Request:
Rewrite the data from the line with "Identify all the" to the line with "- feature-card-refill: 智能闪充系统", swapping "bounding boxes" for "coordinates" and leaving everything else as it is.

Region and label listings
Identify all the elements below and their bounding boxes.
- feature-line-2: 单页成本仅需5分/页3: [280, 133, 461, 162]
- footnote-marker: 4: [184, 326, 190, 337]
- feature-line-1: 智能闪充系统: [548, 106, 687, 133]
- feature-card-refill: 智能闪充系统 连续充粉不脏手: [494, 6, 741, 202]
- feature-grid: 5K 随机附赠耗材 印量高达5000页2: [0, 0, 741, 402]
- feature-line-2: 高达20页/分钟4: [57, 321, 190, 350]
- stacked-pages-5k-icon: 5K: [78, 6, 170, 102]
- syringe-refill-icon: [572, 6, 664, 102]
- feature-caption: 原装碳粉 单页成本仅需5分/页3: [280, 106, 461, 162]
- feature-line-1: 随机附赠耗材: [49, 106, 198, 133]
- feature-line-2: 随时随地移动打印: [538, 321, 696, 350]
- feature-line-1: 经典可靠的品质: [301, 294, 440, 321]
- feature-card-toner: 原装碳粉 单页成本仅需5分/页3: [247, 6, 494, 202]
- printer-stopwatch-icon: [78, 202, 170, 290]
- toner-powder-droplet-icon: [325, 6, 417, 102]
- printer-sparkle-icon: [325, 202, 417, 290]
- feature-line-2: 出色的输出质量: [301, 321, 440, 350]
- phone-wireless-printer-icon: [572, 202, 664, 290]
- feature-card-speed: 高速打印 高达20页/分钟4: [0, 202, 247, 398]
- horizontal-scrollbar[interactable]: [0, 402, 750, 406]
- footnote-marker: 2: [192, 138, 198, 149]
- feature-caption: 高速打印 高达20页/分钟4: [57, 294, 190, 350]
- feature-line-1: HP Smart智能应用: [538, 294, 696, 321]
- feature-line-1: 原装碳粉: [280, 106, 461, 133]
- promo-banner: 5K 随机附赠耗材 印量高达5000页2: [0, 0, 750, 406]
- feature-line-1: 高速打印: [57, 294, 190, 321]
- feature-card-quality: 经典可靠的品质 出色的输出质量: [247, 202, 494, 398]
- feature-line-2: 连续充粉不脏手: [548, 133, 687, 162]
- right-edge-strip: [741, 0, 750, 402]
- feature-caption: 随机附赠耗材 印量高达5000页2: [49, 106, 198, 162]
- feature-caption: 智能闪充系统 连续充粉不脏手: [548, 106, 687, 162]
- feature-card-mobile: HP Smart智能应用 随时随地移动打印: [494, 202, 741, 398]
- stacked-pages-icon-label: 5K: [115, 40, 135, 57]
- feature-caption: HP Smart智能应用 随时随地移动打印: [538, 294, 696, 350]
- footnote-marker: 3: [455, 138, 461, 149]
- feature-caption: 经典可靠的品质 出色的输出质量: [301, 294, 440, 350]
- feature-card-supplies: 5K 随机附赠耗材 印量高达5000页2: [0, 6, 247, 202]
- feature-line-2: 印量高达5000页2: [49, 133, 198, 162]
* * *
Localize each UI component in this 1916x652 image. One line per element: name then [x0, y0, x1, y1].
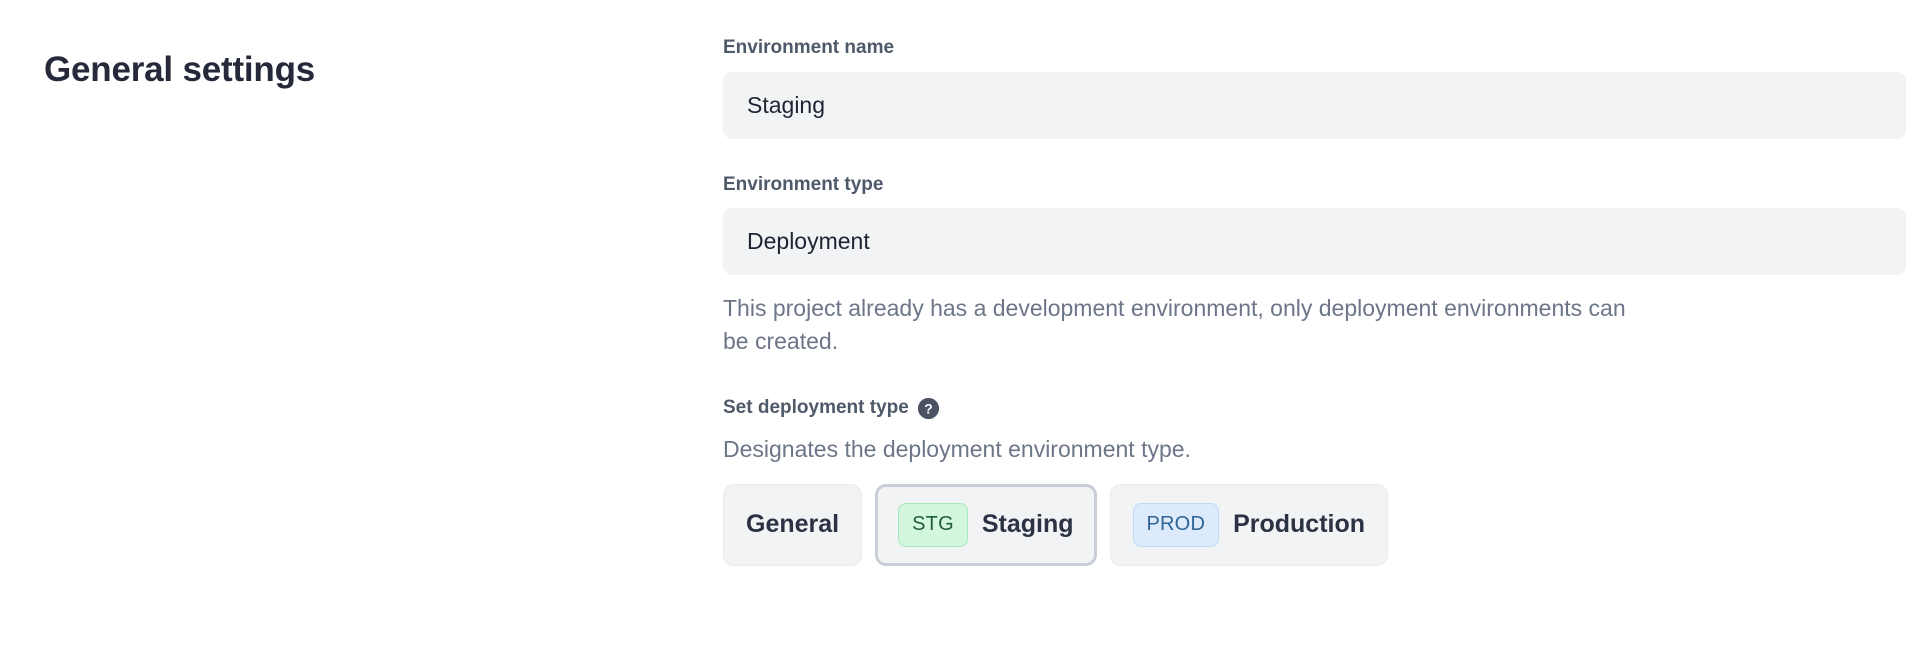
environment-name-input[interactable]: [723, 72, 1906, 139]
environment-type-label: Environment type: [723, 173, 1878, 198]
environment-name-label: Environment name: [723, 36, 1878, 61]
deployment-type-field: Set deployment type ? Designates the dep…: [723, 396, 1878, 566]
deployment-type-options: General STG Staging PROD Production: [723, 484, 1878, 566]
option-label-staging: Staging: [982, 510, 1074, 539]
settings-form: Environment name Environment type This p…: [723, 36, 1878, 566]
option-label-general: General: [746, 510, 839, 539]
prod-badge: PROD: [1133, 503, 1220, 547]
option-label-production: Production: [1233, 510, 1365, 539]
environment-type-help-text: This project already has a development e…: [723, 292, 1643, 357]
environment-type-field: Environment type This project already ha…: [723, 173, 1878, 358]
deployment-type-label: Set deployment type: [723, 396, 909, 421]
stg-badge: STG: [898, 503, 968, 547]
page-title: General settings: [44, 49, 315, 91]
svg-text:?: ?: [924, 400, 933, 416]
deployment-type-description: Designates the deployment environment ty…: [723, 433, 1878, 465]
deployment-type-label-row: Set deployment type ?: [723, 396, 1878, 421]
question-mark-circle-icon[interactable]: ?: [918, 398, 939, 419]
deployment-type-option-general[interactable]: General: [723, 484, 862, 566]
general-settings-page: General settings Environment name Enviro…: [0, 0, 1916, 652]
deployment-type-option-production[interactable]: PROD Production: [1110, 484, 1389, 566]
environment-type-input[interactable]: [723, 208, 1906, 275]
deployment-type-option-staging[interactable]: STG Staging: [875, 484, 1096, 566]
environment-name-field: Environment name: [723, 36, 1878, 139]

Worked solution:
Identify all the elements below and their coordinates.
- feature-line-2: 单页成本仅需5分/页3: [280, 133, 461, 162]
- footnote-marker: 4: [184, 326, 190, 337]
- feature-line-1: 智能闪充系统: [548, 106, 687, 133]
- feature-card-refill: 智能闪充系统 连续充粉不脏手: [494, 6, 741, 202]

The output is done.